#### Problem statement:
Reproduce the records below in full and without edits, omitting images.
[start of Available data]
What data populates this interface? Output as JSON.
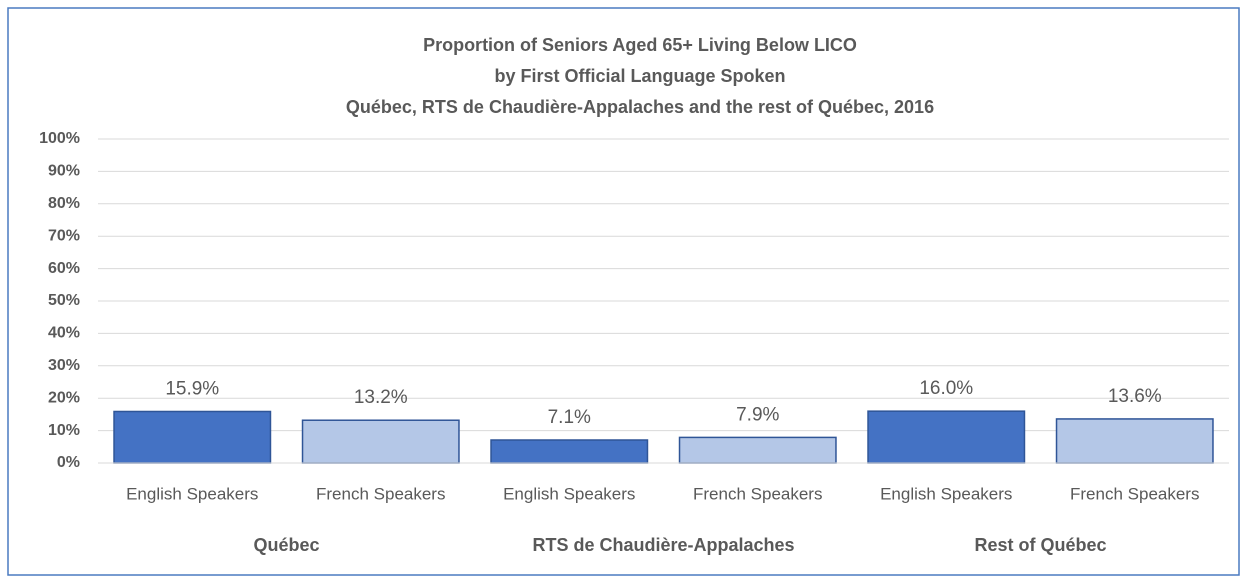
{
  "chart_data": {
    "type": "bar",
    "title": [
      "Proportion of Seniors Aged 65+ Living Below LICO",
      "by First Official Language Spoken",
      "Québec, RTS de Chaudière-Appalaches and the rest of Québec, 2016"
    ],
    "categories": [
      "Québec",
      "RTS de Chaudière-Appalaches",
      "Rest of Québec"
    ],
    "series": [
      {
        "name": "English Speakers",
        "color": "#4472c4",
        "values": [
          15.9,
          7.1,
          16.0
        ],
        "value_labels": [
          "15.9%",
          "7.1%",
          "16.0%"
        ]
      },
      {
        "name": "French Speakers",
        "color": "#b4c7e7",
        "values": [
          13.2,
          7.9,
          13.6
        ],
        "value_labels": [
          "13.2%",
          "7.9%",
          "13.6%"
        ]
      }
    ],
    "ylim": [
      0,
      100
    ],
    "yticks": [
      {
        "value": 0,
        "label": "0%"
      },
      {
        "value": 10,
        "label": "10%"
      },
      {
        "value": 20,
        "label": "20%"
      },
      {
        "value": 30,
        "label": "30%"
      },
      {
        "value": 40,
        "label": "40%"
      },
      {
        "value": 50,
        "label": "50%"
      },
      {
        "value": 60,
        "label": "60%"
      },
      {
        "value": 70,
        "label": "70%"
      },
      {
        "value": 80,
        "label": "80%"
      },
      {
        "value": 90,
        "label": "90%"
      },
      {
        "value": 100,
        "label": "100%"
      }
    ],
    "grid": true
  }
}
[end of Available data]
#### Answer to the task:
What data populates this interface? Output as JSON.
{
  "chart_data": {
    "type": "bar",
    "title": [
      "Proportion of Seniors Aged 65+ Living Below LICO",
      "by First Official Language Spoken",
      "Québec, RTS de Chaudière-Appalaches and the rest of Québec, 2016"
    ],
    "categories": [
      "Québec",
      "RTS de Chaudière-Appalaches",
      "Rest of Québec"
    ],
    "series": [
      {
        "name": "English Speakers",
        "color": "#4472c4",
        "values": [
          15.9,
          7.1,
          16.0
        ],
        "value_labels": [
          "15.9%",
          "7.1%",
          "16.0%"
        ]
      },
      {
        "name": "French Speakers",
        "color": "#b4c7e7",
        "values": [
          13.2,
          7.9,
          13.6
        ],
        "value_labels": [
          "13.2%",
          "7.9%",
          "13.6%"
        ]
      }
    ],
    "ylim": [
      0,
      100
    ],
    "yticks": [
      {
        "value": 0,
        "label": "0%"
      },
      {
        "value": 10,
        "label": "10%"
      },
      {
        "value": 20,
        "label": "20%"
      },
      {
        "value": 30,
        "label": "30%"
      },
      {
        "value": 40,
        "label": "40%"
      },
      {
        "value": 50,
        "label": "50%"
      },
      {
        "value": 60,
        "label": "60%"
      },
      {
        "value": 70,
        "label": "70%"
      },
      {
        "value": 80,
        "label": "80%"
      },
      {
        "value": 90,
        "label": "90%"
      },
      {
        "value": 100,
        "label": "100%"
      }
    ],
    "grid": true
  }
}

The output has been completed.